=== EXERCISE INSTRUCTIONS ===
Print every record below exactly as written.

Collected data:
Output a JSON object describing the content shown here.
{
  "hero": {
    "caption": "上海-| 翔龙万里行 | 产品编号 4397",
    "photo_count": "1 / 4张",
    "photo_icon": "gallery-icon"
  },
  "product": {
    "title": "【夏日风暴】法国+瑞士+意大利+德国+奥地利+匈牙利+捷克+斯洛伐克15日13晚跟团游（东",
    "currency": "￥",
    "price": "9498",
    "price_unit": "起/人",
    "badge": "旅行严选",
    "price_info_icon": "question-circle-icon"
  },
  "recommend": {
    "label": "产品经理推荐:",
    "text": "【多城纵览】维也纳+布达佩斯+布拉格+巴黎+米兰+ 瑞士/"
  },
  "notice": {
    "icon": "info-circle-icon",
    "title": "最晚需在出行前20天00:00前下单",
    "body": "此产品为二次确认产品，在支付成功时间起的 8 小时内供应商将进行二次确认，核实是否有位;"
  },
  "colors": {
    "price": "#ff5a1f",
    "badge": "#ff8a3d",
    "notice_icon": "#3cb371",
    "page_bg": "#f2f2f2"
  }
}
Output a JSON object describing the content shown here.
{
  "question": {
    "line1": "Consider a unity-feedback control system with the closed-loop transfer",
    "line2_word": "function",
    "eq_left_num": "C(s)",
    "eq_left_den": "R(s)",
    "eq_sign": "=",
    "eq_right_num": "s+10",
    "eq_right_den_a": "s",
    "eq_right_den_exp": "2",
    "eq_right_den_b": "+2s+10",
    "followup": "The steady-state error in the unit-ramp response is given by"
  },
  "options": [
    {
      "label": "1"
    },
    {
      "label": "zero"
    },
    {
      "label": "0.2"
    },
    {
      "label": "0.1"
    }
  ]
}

=== TASK RESULT ===
Output a JSON object describing the content shown here.
{
  "hero": {
    "caption": "上海-| 翔龙万里行 | 产品编号 4397",
    "photo_count": "1 / 4张",
    "photo_icon": "gallery-icon"
  },
  "product": {
    "title": "【夏日风暴】法国+瑞士+意大利+德国+奥地利+匈牙利+捷克+斯洛伐克15日13晚跟团游（东",
    "currency": "￥",
    "price": "9498",
    "price_unit": "起/人",
    "badge": "旅行严选",
    "price_info_icon": "question-circle-icon"
  },
  "recommend": {
    "label": "产品经理推荐:",
    "text": "【多城纵览】维也纳+布达佩斯+布拉格+巴黎+米兰+ 瑞士/"
  },
  "notice": {
    "icon": "info-circle-icon",
    "title": "最晚需在出行前20天00:00前下单",
    "body": "此产品为二次确认产品，在支付成功时间起的 8 小时内供应商将进行二次确认，核实是否有位;"
  },
  "colors": {
    "price": "#ff5a1f",
    "badge": "#ff8a3d",
    "notice_icon": "#3cb371",
    "page_bg": "#f2f2f2"
  }
}
Output a JSON object describing the content shown here.
{
  "question": {
    "line1": "Consider a unity-feedback control system with the closed-loop transfer",
    "line2_word": "function",
    "eq_left_num": "C(s)",
    "eq_left_den": "R(s)",
    "eq_sign": "=",
    "eq_right_num": "s+10",
    "eq_right_den_a": "s",
    "eq_right_den_exp": "2",
    "eq_right_den_b": "+2s+10",
    "followup": "The steady-state error in the unit-ramp response is given by"
  },
  "options": [
    {
      "label": "1"
    },
    {
      "label": "zero"
    },
    {
      "label": "0.2"
    },
    {
      "label": "0.1"
    }
  ]
}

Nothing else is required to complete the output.